- [WHAT THIS TASK INVOLVES]
Repeat the material below exactly, line for line.
----------------------------------------
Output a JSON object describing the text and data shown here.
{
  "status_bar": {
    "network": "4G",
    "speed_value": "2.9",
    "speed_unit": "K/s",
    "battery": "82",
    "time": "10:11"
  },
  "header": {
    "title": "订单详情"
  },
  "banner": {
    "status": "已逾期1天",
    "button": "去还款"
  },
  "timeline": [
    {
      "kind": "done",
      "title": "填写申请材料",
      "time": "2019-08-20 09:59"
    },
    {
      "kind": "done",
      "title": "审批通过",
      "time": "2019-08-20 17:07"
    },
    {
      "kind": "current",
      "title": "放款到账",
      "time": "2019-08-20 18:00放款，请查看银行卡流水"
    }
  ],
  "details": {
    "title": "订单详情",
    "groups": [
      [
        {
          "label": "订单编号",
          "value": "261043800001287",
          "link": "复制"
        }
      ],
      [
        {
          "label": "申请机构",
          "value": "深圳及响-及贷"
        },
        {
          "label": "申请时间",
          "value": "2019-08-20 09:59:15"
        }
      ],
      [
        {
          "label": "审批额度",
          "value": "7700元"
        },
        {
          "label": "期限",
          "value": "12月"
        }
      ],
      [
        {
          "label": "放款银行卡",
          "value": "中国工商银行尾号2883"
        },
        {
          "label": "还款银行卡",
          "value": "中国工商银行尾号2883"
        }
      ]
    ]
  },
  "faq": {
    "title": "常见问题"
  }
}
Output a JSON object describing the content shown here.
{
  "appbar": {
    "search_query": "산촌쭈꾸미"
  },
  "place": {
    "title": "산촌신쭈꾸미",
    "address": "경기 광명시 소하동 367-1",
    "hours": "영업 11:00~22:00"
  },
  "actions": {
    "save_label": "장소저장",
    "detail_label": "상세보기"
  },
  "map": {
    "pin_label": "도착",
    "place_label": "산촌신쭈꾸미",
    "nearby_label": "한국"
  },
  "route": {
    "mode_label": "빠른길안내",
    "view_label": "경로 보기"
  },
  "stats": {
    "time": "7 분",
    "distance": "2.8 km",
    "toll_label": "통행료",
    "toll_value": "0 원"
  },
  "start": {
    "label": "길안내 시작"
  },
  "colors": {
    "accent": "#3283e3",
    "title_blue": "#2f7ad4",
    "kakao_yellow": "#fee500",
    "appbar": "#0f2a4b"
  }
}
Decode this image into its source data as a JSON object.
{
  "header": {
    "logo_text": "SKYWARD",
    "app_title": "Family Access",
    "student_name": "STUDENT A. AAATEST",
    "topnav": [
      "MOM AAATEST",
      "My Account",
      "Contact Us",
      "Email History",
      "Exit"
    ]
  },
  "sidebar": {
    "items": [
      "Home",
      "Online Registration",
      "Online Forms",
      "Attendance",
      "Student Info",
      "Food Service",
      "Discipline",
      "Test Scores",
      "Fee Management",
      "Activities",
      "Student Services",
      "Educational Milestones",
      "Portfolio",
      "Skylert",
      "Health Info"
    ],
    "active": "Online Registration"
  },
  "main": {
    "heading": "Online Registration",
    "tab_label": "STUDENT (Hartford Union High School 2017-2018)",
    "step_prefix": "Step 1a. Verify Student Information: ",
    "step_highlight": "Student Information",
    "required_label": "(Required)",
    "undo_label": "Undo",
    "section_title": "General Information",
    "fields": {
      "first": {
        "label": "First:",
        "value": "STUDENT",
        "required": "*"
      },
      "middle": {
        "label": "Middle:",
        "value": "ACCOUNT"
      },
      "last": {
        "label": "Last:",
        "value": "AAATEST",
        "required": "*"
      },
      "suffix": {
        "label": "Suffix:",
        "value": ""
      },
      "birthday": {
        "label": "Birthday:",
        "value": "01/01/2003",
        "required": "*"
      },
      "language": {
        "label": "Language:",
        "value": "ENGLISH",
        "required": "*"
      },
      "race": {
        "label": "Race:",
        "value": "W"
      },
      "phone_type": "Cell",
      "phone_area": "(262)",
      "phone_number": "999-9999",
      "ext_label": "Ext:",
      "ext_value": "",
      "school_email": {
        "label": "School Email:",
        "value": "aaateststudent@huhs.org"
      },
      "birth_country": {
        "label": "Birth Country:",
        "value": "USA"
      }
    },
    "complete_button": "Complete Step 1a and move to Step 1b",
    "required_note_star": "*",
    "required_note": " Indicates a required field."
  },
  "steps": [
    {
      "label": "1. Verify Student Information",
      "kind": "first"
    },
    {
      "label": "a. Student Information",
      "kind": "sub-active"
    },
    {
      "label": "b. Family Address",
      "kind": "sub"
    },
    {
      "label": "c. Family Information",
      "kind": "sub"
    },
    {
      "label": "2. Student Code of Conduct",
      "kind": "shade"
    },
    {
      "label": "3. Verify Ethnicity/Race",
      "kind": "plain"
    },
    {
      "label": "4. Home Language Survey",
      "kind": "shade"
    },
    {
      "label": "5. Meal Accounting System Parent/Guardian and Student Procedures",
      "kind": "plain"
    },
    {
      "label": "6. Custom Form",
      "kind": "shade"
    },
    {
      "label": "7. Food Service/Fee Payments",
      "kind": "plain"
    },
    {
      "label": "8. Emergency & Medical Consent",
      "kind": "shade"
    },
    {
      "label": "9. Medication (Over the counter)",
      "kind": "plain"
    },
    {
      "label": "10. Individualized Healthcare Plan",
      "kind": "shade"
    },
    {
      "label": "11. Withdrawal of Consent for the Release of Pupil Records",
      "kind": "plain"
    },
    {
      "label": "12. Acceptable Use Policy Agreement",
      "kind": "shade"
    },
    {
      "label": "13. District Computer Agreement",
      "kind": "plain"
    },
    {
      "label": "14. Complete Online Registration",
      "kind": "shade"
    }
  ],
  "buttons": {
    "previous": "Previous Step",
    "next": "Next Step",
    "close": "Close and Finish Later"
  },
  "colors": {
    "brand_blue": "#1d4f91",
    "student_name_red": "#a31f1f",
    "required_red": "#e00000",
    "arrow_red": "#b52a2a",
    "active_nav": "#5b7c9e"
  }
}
----------------------------------------
- [ANSWER BELOW]
Output a JSON object describing the text and data shown here.
{
  "status_bar": {
    "network": "4G",
    "speed_value": "2.9",
    "speed_unit": "K/s",
    "battery": "82",
    "time": "10:11"
  },
  "header": {
    "title": "订单详情"
  },
  "banner": {
    "status": "已逾期1天",
    "button": "去还款"
  },
  "timeline": [
    {
      "kind": "done",
      "title": "填写申请材料",
      "time": "2019-08-20 09:59"
    },
    {
      "kind": "done",
      "title": "审批通过",
      "time": "2019-08-20 17:07"
    },
    {
      "kind": "current",
      "title": "放款到账",
      "time": "2019-08-20 18:00放款，请查看银行卡流水"
    }
  ],
  "details": {
    "title": "订单详情",
    "groups": [
      [
        {
          "label": "订单编号",
          "value": "261043800001287",
          "link": "复制"
        }
      ],
      [
        {
          "label": "申请机构",
          "value": "深圳及响-及贷"
        },
        {
          "label": "申请时间",
          "value": "2019-08-20 09:59:15"
        }
      ],
      [
        {
          "label": "审批额度",
          "value": "7700元"
        },
        {
          "label": "期限",
          "value": "12月"
        }
      ],
      [
        {
          "label": "放款银行卡",
          "value": "中国工商银行尾号2883"
        },
        {
          "label": "还款银行卡",
          "value": "中国工商银行尾号2883"
        }
      ]
    ]
  },
  "faq": {
    "title": "常见问题"
  }
}
Output a JSON object describing the content shown here.
{
  "appbar": {
    "search_query": "산촌쭈꾸미"
  },
  "place": {
    "title": "산촌신쭈꾸미",
    "address": "경기 광명시 소하동 367-1",
    "hours": "영업 11:00~22:00"
  },
  "actions": {
    "save_label": "장소저장",
    "detail_label": "상세보기"
  },
  "map": {
    "pin_label": "도착",
    "place_label": "산촌신쭈꾸미",
    "nearby_label": "한국"
  },
  "route": {
    "mode_label": "빠른길안내",
    "view_label": "경로 보기"
  },
  "stats": {
    "time": "7 분",
    "distance": "2.8 km",
    "toll_label": "통행료",
    "toll_value": "0 원"
  },
  "start": {
    "label": "길안내 시작"
  },
  "colors": {
    "accent": "#3283e3",
    "title_blue": "#2f7ad4",
    "kakao_yellow": "#fee500",
    "appbar": "#0f2a4b"
  }
}
Decode this image into its source data as a JSON object.
{
  "header": {
    "logo_text": "SKYWARD",
    "app_title": "Family Access",
    "student_name": "STUDENT A. AAATEST",
    "topnav": [
      "MOM AAATEST",
      "My Account",
      "Contact Us",
      "Email History",
      "Exit"
    ]
  },
  "sidebar": {
    "items": [
      "Home",
      "Online Registration",
      "Online Forms",
      "Attendance",
      "Student Info",
      "Food Service",
      "Discipline",
      "Test Scores",
      "Fee Management",
      "Activities",
      "Student Services",
      "Educational Milestones",
      "Portfolio",
      "Skylert",
      "Health Info"
    ],
    "active": "Online Registration"
  },
  "main": {
    "heading": "Online Registration",
    "tab_label": "STUDENT (Hartford Union High School 2017-2018)",
    "step_prefix": "Step 1a. Verify Student Information: ",
    "step_highlight": "Student Information",
    "required_label": "(Required)",
    "undo_label": "Undo",
    "section_title": "General Information",
    "fields": {
      "first": {
        "label": "First:",
        "value": "STUDENT",
        "required": "*"
      },
      "middle": {
        "label": "Middle:",
        "value": "ACCOUNT"
      },
      "last": {
        "label": "Last:",
        "value": "AAATEST",
        "required": "*"
      },
      "suffix": {
        "label": "Suffix:",
        "value": ""
      },
      "birthday": {
        "label": "Birthday:",
        "value": "01/01/2003",
        "required": "*"
      },
      "language": {
        "label": "Language:",
        "value": "ENGLISH",
        "required": "*"
      },
      "race": {
        "label": "Race:",
        "value": "W"
      },
      "phone_type": "Cell",
      "phone_area": "(262)",
      "phone_number": "999-9999",
      "ext_label": "Ext:",
      "ext_value": "",
      "school_email": {
        "label": "School Email:",
        "value": "aaateststudent@huhs.org"
      },
      "birth_country": {
        "label": "Birth Country:",
        "value": "USA"
      }
    },
    "complete_button": "Complete Step 1a and move to Step 1b",
    "required_note_star": "*",
    "required_note": " Indicates a required field."
  },
  "steps": [
    {
      "label": "1. Verify Student Information",
      "kind": "first"
    },
    {
      "label": "a. Student Information",
      "kind": "sub-active"
    },
    {
      "label": "b. Family Address",
      "kind": "sub"
    },
    {
      "label": "c. Family Information",
      "kind": "sub"
    },
    {
      "label": "2. Student Code of Conduct",
      "kind": "shade"
    },
    {
      "label": "3. Verify Ethnicity/Race",
      "kind": "plain"
    },
    {
      "label": "4. Home Language Survey",
      "kind": "shade"
    },
    {
      "label": "5. Meal Accounting System Parent/Guardian and Student Procedures",
      "kind": "plain"
    },
    {
      "label": "6. Custom Form",
      "kind": "shade"
    },
    {
      "label": "7. Food Service/Fee Payments",
      "kind": "plain"
    },
    {
      "label": "8. Emergency & Medical Consent",
      "kind": "shade"
    },
    {
      "label": "9. Medication (Over the counter)",
      "kind": "plain"
    },
    {
      "label": "10. Individualized Healthcare Plan",
      "kind": "shade"
    },
    {
      "label": "11. Withdrawal of Consent for the Release of Pupil Records",
      "kind": "plain"
    },
    {
      "label": "12. Acceptable Use Policy Agreement",
      "kind": "shade"
    },
    {
      "label": "13. District Computer Agreement",
      "kind": "plain"
    },
    {
      "label": "14. Complete Online Registration",
      "kind": "shade"
    }
  ],
  "buttons": {
    "previous": "Previous Step",
    "next": "Next Step",
    "close": "Close and Finish Later"
  },
  "colors": {
    "brand_blue": "#1d4f91",
    "student_name_red": "#a31f1f",
    "required_red": "#e00000",
    "arrow_red": "#b52a2a",
    "active_nav": "#5b7c9e"
  }
}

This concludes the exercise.